* Problem to solve: Transcribe the records below exactly as they appear, omitting any pictures.

-- start Recorded data --

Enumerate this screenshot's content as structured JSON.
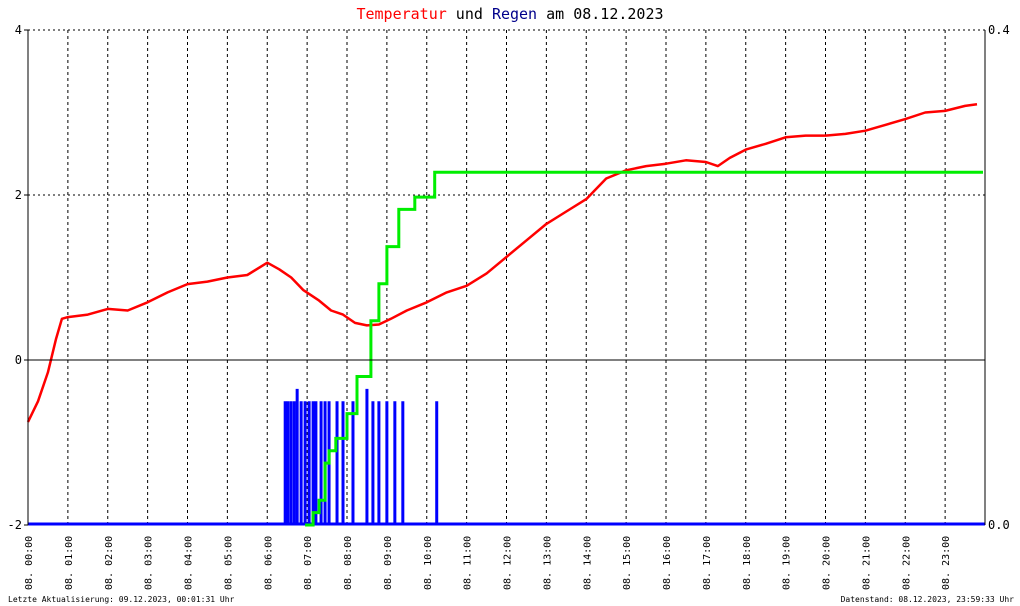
{
  "title": {
    "part1": "Temperatur",
    "part2": " und ",
    "part3": "Regen",
    "part4": " am 08.12.2023",
    "color1": "#ff0000",
    "color2": "#000000",
    "color3": "#00008b",
    "color4": "#000000"
  },
  "footer": {
    "left": "Letzte Aktualisierung: 09.12.2023, 00:01:31 Uhr",
    "right": "Datenstand: 08.12.2023, 23:59:33 Uhr"
  },
  "chart_data": {
    "type": "line",
    "x_unit": "hours",
    "xlim": [
      0,
      24
    ],
    "ylim_left": [
      -2,
      4
    ],
    "ylim_right": [
      0.0,
      0.4
    ],
    "y_ticks_left": [
      "4",
      "2",
      "0",
      "-2"
    ],
    "y_ticks_right": [
      "0.4",
      "0.0"
    ],
    "x_tick_labels": [
      "08. 00:00",
      "08. 01:00",
      "08. 02:00",
      "08. 03:00",
      "08. 04:00",
      "08. 05:00",
      "08. 06:00",
      "08. 07:00",
      "08. 08:00",
      "08. 09:00",
      "08. 10:00",
      "08. 11:00",
      "08. 12:00",
      "08. 13:00",
      "08. 14:00",
      "08. 15:00",
      "08. 16:00",
      "08. 17:00",
      "08. 18:00",
      "08. 19:00",
      "08. 20:00",
      "08. 21:00",
      "08. 22:00",
      "08. 23:00"
    ],
    "grid": true,
    "colors": {
      "temperature": "#ff0000",
      "rain_sum": "#00ee00",
      "rain_bars": "#0000ff",
      "zero_line": "#000000"
    },
    "series": [
      {
        "axis": "left",
        "x": [
          0.0,
          0.25,
          0.5,
          0.7,
          0.85,
          1.0,
          1.5,
          2.0,
          2.5,
          3.0,
          3.5,
          4.0,
          4.5,
          5.0,
          5.5,
          6.0,
          6.3,
          6.6,
          6.9,
          7.3,
          7.6,
          7.9,
          8.2,
          8.5,
          8.8,
          9.1,
          9.5,
          10.0,
          10.5,
          11.0,
          11.5,
          12.0,
          12.5,
          13.0,
          13.5,
          14.0,
          14.5,
          15.0,
          15.5,
          16.0,
          16.5,
          17.0,
          17.3,
          17.6,
          18.0,
          18.5,
          19.0,
          19.5,
          20.0,
          20.5,
          21.0,
          21.5,
          22.0,
          22.5,
          23.0,
          23.5,
          23.8
        ],
        "y": [
          -0.75,
          -0.5,
          -0.15,
          0.25,
          0.5,
          0.52,
          0.55,
          0.62,
          0.6,
          0.7,
          0.82,
          0.92,
          0.95,
          1.0,
          1.03,
          1.18,
          1.1,
          1.0,
          0.85,
          0.72,
          0.6,
          0.55,
          0.45,
          0.42,
          0.43,
          0.5,
          0.6,
          0.7,
          0.82,
          0.9,
          1.05,
          1.25,
          1.45,
          1.65,
          1.8,
          1.95,
          2.2,
          2.3,
          2.35,
          2.38,
          2.42,
          2.4,
          2.35,
          2.45,
          2.55,
          2.62,
          2.7,
          2.72,
          2.72,
          2.74,
          2.78,
          2.85,
          2.92,
          3.0,
          3.02,
          3.08,
          3.1
        ]
      },
      {
        "axis": "right",
        "x": [
          6.95,
          7.15,
          7.3,
          7.45,
          7.55,
          7.72,
          8.0,
          8.25,
          8.6,
          8.8,
          9.0,
          9.3,
          9.7,
          10.2,
          10.6,
          11.0,
          12.0,
          13.0,
          14.0,
          15.0,
          16.0,
          17.0,
          18.0,
          19.0,
          20.0,
          21.0,
          22.0,
          23.0,
          23.95
        ],
        "y": [
          0.0,
          0.01,
          0.02,
          0.05,
          0.06,
          0.07,
          0.09,
          0.12,
          0.165,
          0.195,
          0.225,
          0.255,
          0.265,
          0.285,
          0.285,
          0.285,
          0.285,
          0.285,
          0.285,
          0.285,
          0.285,
          0.285,
          0.285,
          0.285,
          0.285,
          0.285,
          0.285,
          0.285,
          0.285
        ]
      },
      {
        "axis": "left",
        "kind": "bars",
        "x": [
          6.45,
          6.52,
          6.6,
          6.68,
          6.75,
          6.85,
          6.95,
          7.05,
          7.15,
          7.22,
          7.35,
          7.45,
          7.55,
          7.75,
          7.9,
          8.15,
          8.5,
          8.65,
          8.8,
          9.0,
          9.2,
          9.4,
          10.25
        ],
        "y": [
          -0.5,
          -0.5,
          -0.5,
          -0.5,
          -0.35,
          -0.5,
          -0.5,
          -0.5,
          -0.5,
          -0.5,
          -0.5,
          -0.5,
          -0.5,
          -0.5,
          -0.5,
          -0.5,
          -0.35,
          -0.5,
          -0.5,
          -0.5,
          -0.5,
          -0.5,
          -0.5
        ]
      }
    ]
  }
}
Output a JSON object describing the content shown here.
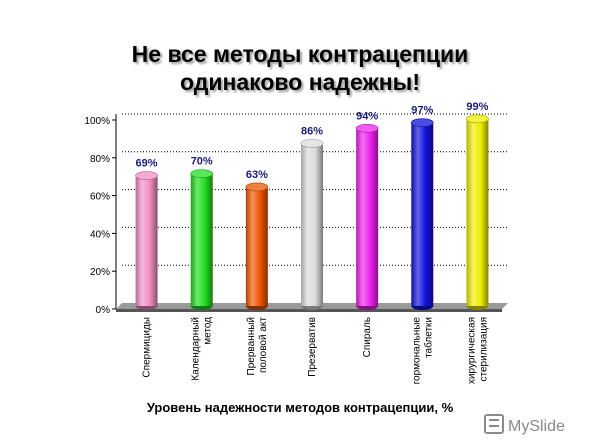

-- end Recorded data --

* Answer below:
Enumerate this screenshot's content as structured JSON.
{
  "title": {
    "part1": "Temperatur",
    "part2": " und ",
    "part3": "Regen",
    "part4": " am 08.12.2023",
    "color1": "#ff0000",
    "color2": "#000000",
    "color3": "#00008b",
    "color4": "#000000"
  },
  "footer": {
    "left": "Letzte Aktualisierung: 09.12.2023, 00:01:31 Uhr",
    "right": "Datenstand: 08.12.2023, 23:59:33 Uhr"
  },
  "chart_data": {
    "type": "line",
    "x_unit": "hours",
    "xlim": [
      0,
      24
    ],
    "ylim_left": [
      -2,
      4
    ],
    "ylim_right": [
      0.0,
      0.4
    ],
    "y_ticks_left": [
      "4",
      "2",
      "0",
      "-2"
    ],
    "y_ticks_right": [
      "0.4",
      "0.0"
    ],
    "x_tick_labels": [
      "08. 00:00",
      "08. 01:00",
      "08. 02:00",
      "08. 03:00",
      "08. 04:00",
      "08. 05:00",
      "08. 06:00",
      "08. 07:00",
      "08. 08:00",
      "08. 09:00",
      "08. 10:00",
      "08. 11:00",
      "08. 12:00",
      "08. 13:00",
      "08. 14:00",
      "08. 15:00",
      "08. 16:00",
      "08. 17:00",
      "08. 18:00",
      "08. 19:00",
      "08. 20:00",
      "08. 21:00",
      "08. 22:00",
      "08. 23:00"
    ],
    "grid": true,
    "colors": {
      "temperature": "#ff0000",
      "rain_sum": "#00ee00",
      "rain_bars": "#0000ff",
      "zero_line": "#000000"
    },
    "series": [
      {
        "axis": "left",
        "x": [
          0.0,
          0.25,
          0.5,
          0.7,
          0.85,
          1.0,
          1.5,
          2.0,
          2.5,
          3.0,
          3.5,
          4.0,
          4.5,
          5.0,
          5.5,
          6.0,
          6.3,
          6.6,
          6.9,
          7.3,
          7.6,
          7.9,
          8.2,
          8.5,
          8.8,
          9.1,
          9.5,
          10.0,
          10.5,
          11.0,
          11.5,
          12.0,
          12.5,
          13.0,
          13.5,
          14.0,
          14.5,
          15.0,
          15.5,
          16.0,
          16.5,
          17.0,
          17.3,
          17.6,
          18.0,
          18.5,
          19.0,
          19.5,
          20.0,
          20.5,
          21.0,
          21.5,
          22.0,
          22.5,
          23.0,
          23.5,
          23.8
        ],
        "y": [
          -0.75,
          -0.5,
          -0.15,
          0.25,
          0.5,
          0.52,
          0.55,
          0.62,
          0.6,
          0.7,
          0.82,
          0.92,
          0.95,
          1.0,
          1.03,
          1.18,
          1.1,
          1.0,
          0.85,
          0.72,
          0.6,
          0.55,
          0.45,
          0.42,
          0.43,
          0.5,
          0.6,
          0.7,
          0.82,
          0.9,
          1.05,
          1.25,
          1.45,
          1.65,
          1.8,
          1.95,
          2.2,
          2.3,
          2.35,
          2.38,
          2.42,
          2.4,
          2.35,
          2.45,
          2.55,
          2.62,
          2.7,
          2.72,
          2.72,
          2.74,
          2.78,
          2.85,
          2.92,
          3.0,
          3.02,
          3.08,
          3.1
        ]
      },
      {
        "axis": "right",
        "x": [
          6.95,
          7.15,
          7.3,
          7.45,
          7.55,
          7.72,
          8.0,
          8.25,
          8.6,
          8.8,
          9.0,
          9.3,
          9.7,
          10.2,
          10.6,
          11.0,
          12.0,
          13.0,
          14.0,
          15.0,
          16.0,
          17.0,
          18.0,
          19.0,
          20.0,
          21.0,
          22.0,
          23.0,
          23.95
        ],
        "y": [
          0.0,
          0.01,
          0.02,
          0.05,
          0.06,
          0.07,
          0.09,
          0.12,
          0.165,
          0.195,
          0.225,
          0.255,
          0.265,
          0.285,
          0.285,
          0.285,
          0.285,
          0.285,
          0.285,
          0.285,
          0.285,
          0.285,
          0.285,
          0.285,
          0.285,
          0.285,
          0.285,
          0.285,
          0.285
        ]
      },
      {
        "axis": "left",
        "kind": "bars",
        "x": [
          6.45,
          6.52,
          6.6,
          6.68,
          6.75,
          6.85,
          6.95,
          7.05,
          7.15,
          7.22,
          7.35,
          7.45,
          7.55,
          7.75,
          7.9,
          8.15,
          8.5,
          8.65,
          8.8,
          9.0,
          9.2,
          9.4,
          10.25
        ],
        "y": [
          -0.5,
          -0.5,
          -0.5,
          -0.5,
          -0.35,
          -0.5,
          -0.5,
          -0.5,
          -0.5,
          -0.5,
          -0.5,
          -0.5,
          -0.5,
          -0.5,
          -0.5,
          -0.5,
          -0.35,
          -0.5,
          -0.5,
          -0.5,
          -0.5,
          -0.5,
          -0.5
        ]
      }
    ]
  }
}
Output a JSON object describing the content shown here.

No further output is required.